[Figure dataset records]

————

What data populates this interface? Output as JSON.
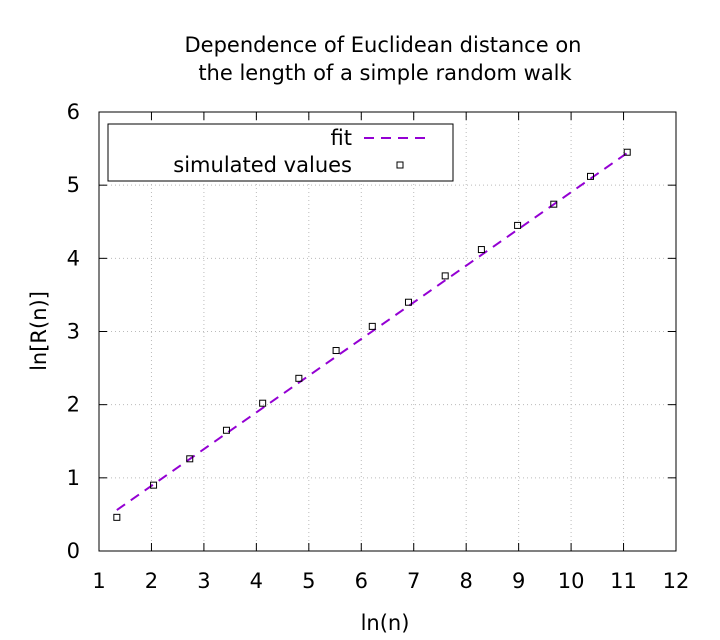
{
  "chart_data": {
    "type": "scatter",
    "title_lines": [
      "Dependence of Euclidean distance on",
      "the length of a simple random walk"
    ],
    "xlabel": "ln(n)",
    "ylabel": "ln[R(n)]",
    "xlim": [
      1,
      12
    ],
    "ylim": [
      0,
      6
    ],
    "xticks": [
      "1",
      "2",
      "3",
      "4",
      "5",
      "6",
      "7",
      "8",
      "9",
      "10",
      "11",
      "12"
    ],
    "yticks": [
      "0",
      "1",
      "2",
      "3",
      "4",
      "5",
      "6"
    ],
    "grid": true,
    "legend_position": "top-left",
    "series": [
      {
        "name": "fit",
        "kind": "line",
        "style": "dashed",
        "color": "#9400d3",
        "x": [
          1.34,
          11.07
        ],
        "y": [
          0.56,
          5.44
        ]
      },
      {
        "name": "simulated values",
        "kind": "points",
        "marker": "open-square",
        "color": "#000000",
        "x": [
          1.34,
          2.04,
          2.73,
          3.43,
          4.12,
          4.81,
          5.52,
          6.21,
          6.9,
          7.6,
          8.29,
          8.98,
          9.67,
          10.37,
          11.07
        ],
        "y": [
          0.46,
          0.9,
          1.26,
          1.65,
          2.02,
          2.36,
          2.74,
          3.07,
          3.4,
          3.76,
          4.12,
          4.45,
          4.74,
          5.12,
          5.45
        ]
      }
    ]
  }
}
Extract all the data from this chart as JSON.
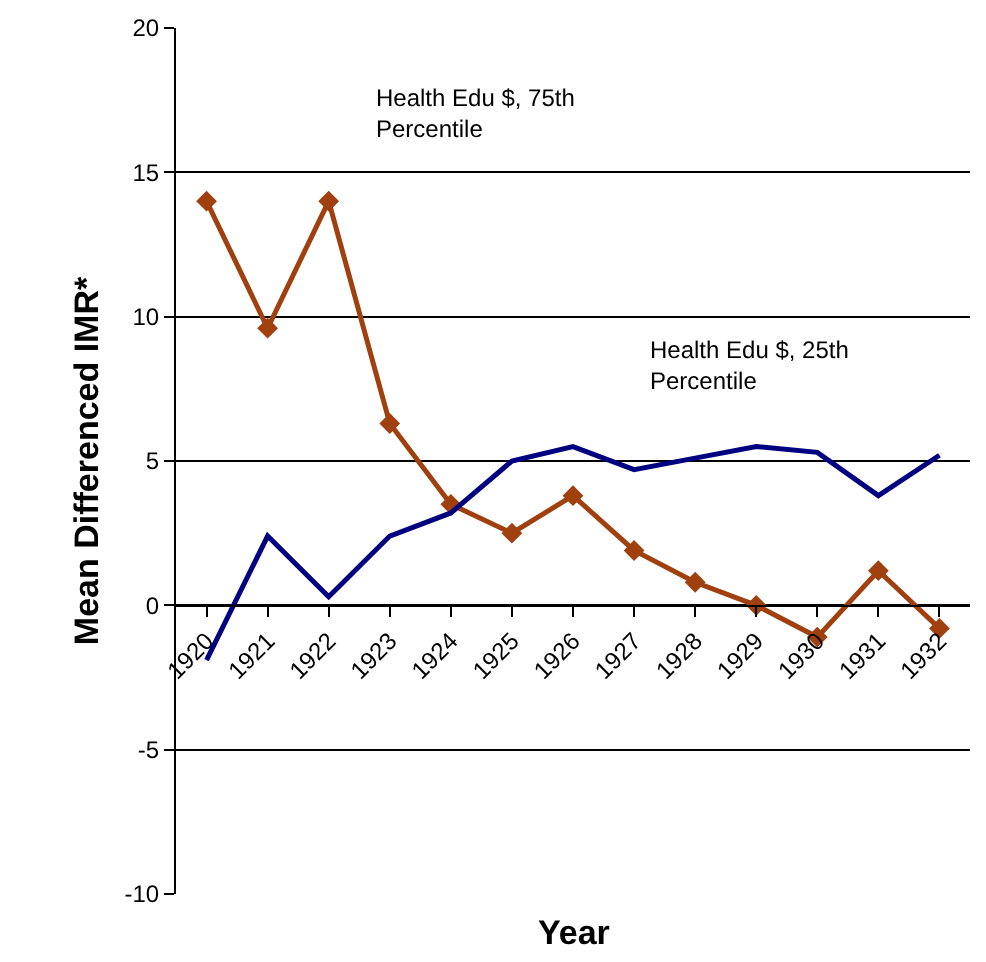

————

*Exercise goal*: Copy all the entries word for word. Omit any pictures.

*The answer*:
What data populates this interface? Output as JSON.
{
  "chart_data": {
    "type": "scatter",
    "title_lines": [
      "Dependence of Euclidean distance on",
      "the length of a simple random walk"
    ],
    "xlabel": "ln(n)",
    "ylabel": "ln[R(n)]",
    "xlim": [
      1,
      12
    ],
    "ylim": [
      0,
      6
    ],
    "xticks": [
      "1",
      "2",
      "3",
      "4",
      "5",
      "6",
      "7",
      "8",
      "9",
      "10",
      "11",
      "12"
    ],
    "yticks": [
      "0",
      "1",
      "2",
      "3",
      "4",
      "5",
      "6"
    ],
    "grid": true,
    "legend_position": "top-left",
    "series": [
      {
        "name": "fit",
        "kind": "line",
        "style": "dashed",
        "color": "#9400d3",
        "x": [
          1.34,
          11.07
        ],
        "y": [
          0.56,
          5.44
        ]
      },
      {
        "name": "simulated values",
        "kind": "points",
        "marker": "open-square",
        "color": "#000000",
        "x": [
          1.34,
          2.04,
          2.73,
          3.43,
          4.12,
          4.81,
          5.52,
          6.21,
          6.9,
          7.6,
          8.29,
          8.98,
          9.67,
          10.37,
          11.07
        ],
        "y": [
          0.46,
          0.9,
          1.26,
          1.65,
          2.02,
          2.36,
          2.74,
          3.07,
          3.4,
          3.76,
          4.12,
          4.45,
          4.74,
          5.12,
          5.45
        ]
      }
    ]
  }
}
Extract all the data from this chart as JSON.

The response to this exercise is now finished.